Please reproduce each of the entries below word for word, with no changes.

[start INPUT ROWS]

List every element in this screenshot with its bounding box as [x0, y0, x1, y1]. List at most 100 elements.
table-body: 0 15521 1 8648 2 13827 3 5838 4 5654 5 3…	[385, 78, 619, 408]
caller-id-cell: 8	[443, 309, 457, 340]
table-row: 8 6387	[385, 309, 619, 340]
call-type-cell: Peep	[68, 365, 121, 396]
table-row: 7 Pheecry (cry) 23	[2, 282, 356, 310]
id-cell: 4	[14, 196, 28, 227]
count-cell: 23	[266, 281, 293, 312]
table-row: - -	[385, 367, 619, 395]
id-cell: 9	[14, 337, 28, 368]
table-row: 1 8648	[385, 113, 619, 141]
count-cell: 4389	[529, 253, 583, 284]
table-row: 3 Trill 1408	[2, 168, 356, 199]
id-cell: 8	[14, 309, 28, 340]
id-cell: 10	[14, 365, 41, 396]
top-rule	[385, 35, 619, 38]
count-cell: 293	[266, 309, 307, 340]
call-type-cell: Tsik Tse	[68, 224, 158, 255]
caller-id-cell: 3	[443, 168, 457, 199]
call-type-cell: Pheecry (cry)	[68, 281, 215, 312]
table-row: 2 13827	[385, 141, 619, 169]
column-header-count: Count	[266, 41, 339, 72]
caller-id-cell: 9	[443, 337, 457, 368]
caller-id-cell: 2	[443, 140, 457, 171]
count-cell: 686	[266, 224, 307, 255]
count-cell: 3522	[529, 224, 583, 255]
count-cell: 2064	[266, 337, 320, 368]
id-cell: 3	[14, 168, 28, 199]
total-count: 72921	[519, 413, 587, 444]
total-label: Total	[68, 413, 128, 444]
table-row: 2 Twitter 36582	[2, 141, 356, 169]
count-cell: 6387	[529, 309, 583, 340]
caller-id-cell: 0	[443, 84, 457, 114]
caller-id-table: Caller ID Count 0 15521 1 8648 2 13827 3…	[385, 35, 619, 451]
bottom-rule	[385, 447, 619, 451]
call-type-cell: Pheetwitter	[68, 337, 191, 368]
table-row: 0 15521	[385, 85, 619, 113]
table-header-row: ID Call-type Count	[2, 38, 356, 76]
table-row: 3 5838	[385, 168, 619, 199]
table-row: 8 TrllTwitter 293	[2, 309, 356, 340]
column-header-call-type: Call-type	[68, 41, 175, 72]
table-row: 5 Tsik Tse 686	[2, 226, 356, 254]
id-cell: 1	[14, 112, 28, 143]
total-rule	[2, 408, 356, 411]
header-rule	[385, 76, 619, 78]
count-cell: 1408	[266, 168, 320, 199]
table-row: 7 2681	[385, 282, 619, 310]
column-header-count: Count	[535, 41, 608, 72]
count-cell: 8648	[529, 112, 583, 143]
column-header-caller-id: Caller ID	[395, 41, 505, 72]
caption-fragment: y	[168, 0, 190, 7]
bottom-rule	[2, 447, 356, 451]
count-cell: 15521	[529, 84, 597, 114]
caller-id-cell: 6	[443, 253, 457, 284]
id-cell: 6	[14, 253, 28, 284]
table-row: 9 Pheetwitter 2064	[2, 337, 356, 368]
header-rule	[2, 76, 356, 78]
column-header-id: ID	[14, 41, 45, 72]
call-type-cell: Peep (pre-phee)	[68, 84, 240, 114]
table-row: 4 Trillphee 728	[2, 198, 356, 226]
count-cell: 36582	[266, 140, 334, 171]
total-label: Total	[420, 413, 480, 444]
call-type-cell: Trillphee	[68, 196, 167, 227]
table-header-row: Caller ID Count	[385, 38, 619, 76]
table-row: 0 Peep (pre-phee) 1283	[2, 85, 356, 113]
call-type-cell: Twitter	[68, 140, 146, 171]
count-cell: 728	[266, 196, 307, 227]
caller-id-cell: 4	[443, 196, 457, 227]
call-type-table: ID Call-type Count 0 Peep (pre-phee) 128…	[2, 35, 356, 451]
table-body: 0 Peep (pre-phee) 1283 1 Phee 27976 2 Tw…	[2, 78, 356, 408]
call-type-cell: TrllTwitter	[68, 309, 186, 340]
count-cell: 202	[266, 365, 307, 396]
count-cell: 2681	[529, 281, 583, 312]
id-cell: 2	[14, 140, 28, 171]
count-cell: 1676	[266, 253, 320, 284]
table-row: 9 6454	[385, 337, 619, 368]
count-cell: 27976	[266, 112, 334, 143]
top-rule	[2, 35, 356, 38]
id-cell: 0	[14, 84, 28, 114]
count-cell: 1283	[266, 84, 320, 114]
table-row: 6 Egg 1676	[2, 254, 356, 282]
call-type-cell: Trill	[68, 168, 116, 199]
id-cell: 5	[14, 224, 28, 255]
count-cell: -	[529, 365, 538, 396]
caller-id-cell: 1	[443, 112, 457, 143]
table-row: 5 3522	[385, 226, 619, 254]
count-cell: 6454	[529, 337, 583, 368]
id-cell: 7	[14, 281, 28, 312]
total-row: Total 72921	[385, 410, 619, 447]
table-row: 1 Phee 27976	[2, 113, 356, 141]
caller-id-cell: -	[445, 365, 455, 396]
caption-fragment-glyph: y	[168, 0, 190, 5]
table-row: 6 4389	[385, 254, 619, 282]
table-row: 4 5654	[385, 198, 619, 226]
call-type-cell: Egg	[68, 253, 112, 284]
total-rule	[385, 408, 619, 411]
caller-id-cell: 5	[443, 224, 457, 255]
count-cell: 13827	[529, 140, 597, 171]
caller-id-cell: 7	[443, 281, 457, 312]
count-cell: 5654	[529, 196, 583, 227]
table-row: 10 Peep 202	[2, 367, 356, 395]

[end INPUT ROWS]

**FULL RESPONSE**
List every element in this screenshot with its bounding box as [x0, y0, x1, y1]. List at most 100 elements.
table-body: 0 15521 1 8648 2 13827 3 5838 4 5654 5 3…	[385, 78, 619, 408]
caller-id-cell: 8	[443, 309, 457, 340]
table-row: 8 6387	[385, 309, 619, 340]
call-type-cell: Peep	[68, 365, 121, 396]
table-row: 7 Pheecry (cry) 23	[2, 282, 356, 310]
id-cell: 4	[14, 196, 28, 227]
count-cell: 23	[266, 281, 293, 312]
table-row: - -	[385, 367, 619, 395]
id-cell: 9	[14, 337, 28, 368]
table-row: 1 8648	[385, 113, 619, 141]
count-cell: 4389	[529, 253, 583, 284]
table-row: 3 Trill 1408	[2, 168, 356, 199]
id-cell: 8	[14, 309, 28, 340]
id-cell: 10	[14, 365, 41, 396]
top-rule	[385, 35, 619, 38]
count-cell: 293	[266, 309, 307, 340]
call-type-cell: Tsik Tse	[68, 224, 158, 255]
caller-id-cell: 3	[443, 168, 457, 199]
call-type-cell: Pheecry (cry)	[68, 281, 215, 312]
table-row: 2 13827	[385, 141, 619, 169]
column-header-count: Count	[266, 41, 339, 72]
caller-id-cell: 9	[443, 337, 457, 368]
caller-id-cell: 2	[443, 140, 457, 171]
count-cell: 686	[266, 224, 307, 255]
count-cell: 3522	[529, 224, 583, 255]
count-cell: 2064	[266, 337, 320, 368]
id-cell: 3	[14, 168, 28, 199]
total-count: 72921	[519, 413, 587, 444]
total-label: Total	[68, 413, 128, 444]
table-row: 2 Twitter 36582	[2, 141, 356, 169]
count-cell: 6387	[529, 309, 583, 340]
caller-id-cell: 0	[443, 84, 457, 114]
caller-id-table: Caller ID Count 0 15521 1 8648 2 13827 3…	[385, 35, 619, 451]
bottom-rule	[385, 447, 619, 451]
call-type-cell: Pheetwitter	[68, 337, 191, 368]
table-row: 0 15521	[385, 85, 619, 113]
table-header-row: ID Call-type Count	[2, 38, 356, 76]
table-row: 3 5838	[385, 168, 619, 199]
table-row: 8 TrllTwitter 293	[2, 309, 356, 340]
column-header-call-type: Call-type	[68, 41, 175, 72]
table-row: 5 Tsik Tse 686	[2, 226, 356, 254]
id-cell: 1	[14, 112, 28, 143]
total-rule	[2, 408, 356, 411]
header-rule	[385, 76, 619, 78]
count-cell: 1408	[266, 168, 320, 199]
table-row: 7 2681	[385, 282, 619, 310]
column-header-count: Count	[535, 41, 608, 72]
count-cell: 8648	[529, 112, 583, 143]
column-header-caller-id: Caller ID	[395, 41, 505, 72]
caption-fragment: y	[168, 0, 190, 7]
bottom-rule	[2, 447, 356, 451]
count-cell: 15521	[529, 84, 597, 114]
caller-id-cell: 6	[443, 253, 457, 284]
id-cell: 6	[14, 253, 28, 284]
table-row: 9 Pheetwitter 2064	[2, 337, 356, 368]
header-rule	[2, 76, 356, 78]
column-header-id: ID	[14, 41, 45, 72]
call-type-cell: Peep (pre-phee)	[68, 84, 240, 114]
table-row: 4 Trillphee 728	[2, 198, 356, 226]
count-cell: 36582	[266, 140, 334, 171]
total-label: Total	[420, 413, 480, 444]
call-type-cell: Trillphee	[68, 196, 167, 227]
table-header-row: Caller ID Count	[385, 38, 619, 76]
table-row: 0 Peep (pre-phee) 1283	[2, 85, 356, 113]
call-type-cell: Twitter	[68, 140, 146, 171]
count-cell: 728	[266, 196, 307, 227]
caller-id-cell: 4	[443, 196, 457, 227]
call-type-table: ID Call-type Count 0 Peep (pre-phee) 128…	[2, 35, 356, 451]
table-body: 0 Peep (pre-phee) 1283 1 Phee 27976 2 Tw…	[2, 78, 356, 408]
call-type-cell: TrllTwitter	[68, 309, 186, 340]
count-cell: 202	[266, 365, 307, 396]
count-cell: 2681	[529, 281, 583, 312]
id-cell: 2	[14, 140, 28, 171]
count-cell: 1676	[266, 253, 320, 284]
table-row: 9 6454	[385, 337, 619, 368]
count-cell: 27976	[266, 112, 334, 143]
top-rule	[2, 35, 356, 38]
id-cell: 0	[14, 84, 28, 114]
count-cell: 1283	[266, 84, 320, 114]
table-row: 6 Egg 1676	[2, 254, 356, 282]
call-type-cell: Trill	[68, 168, 116, 199]
id-cell: 5	[14, 224, 28, 255]
count-cell: -	[529, 365, 538, 396]
caller-id-cell: 1	[443, 112, 457, 143]
table-row: 5 3522	[385, 226, 619, 254]
count-cell: 6454	[529, 337, 583, 368]
id-cell: 7	[14, 281, 28, 312]
total-row: Total 72921	[385, 410, 619, 447]
table-row: 1 Phee 27976	[2, 113, 356, 141]
caller-id-cell: -	[445, 365, 455, 396]
caption-fragment-glyph: y	[168, 0, 190, 5]
table-row: 6 4389	[385, 254, 619, 282]
table-row: 4 5654	[385, 198, 619, 226]
call-type-cell: Egg	[68, 253, 112, 284]
total-rule	[385, 408, 619, 411]
caller-id-cell: 5	[443, 224, 457, 255]
count-cell: 13827	[529, 140, 597, 171]
caller-id-cell: 7	[443, 281, 457, 312]
count-cell: 5654	[529, 196, 583, 227]
table-row: 10 Peep 202	[2, 367, 356, 395]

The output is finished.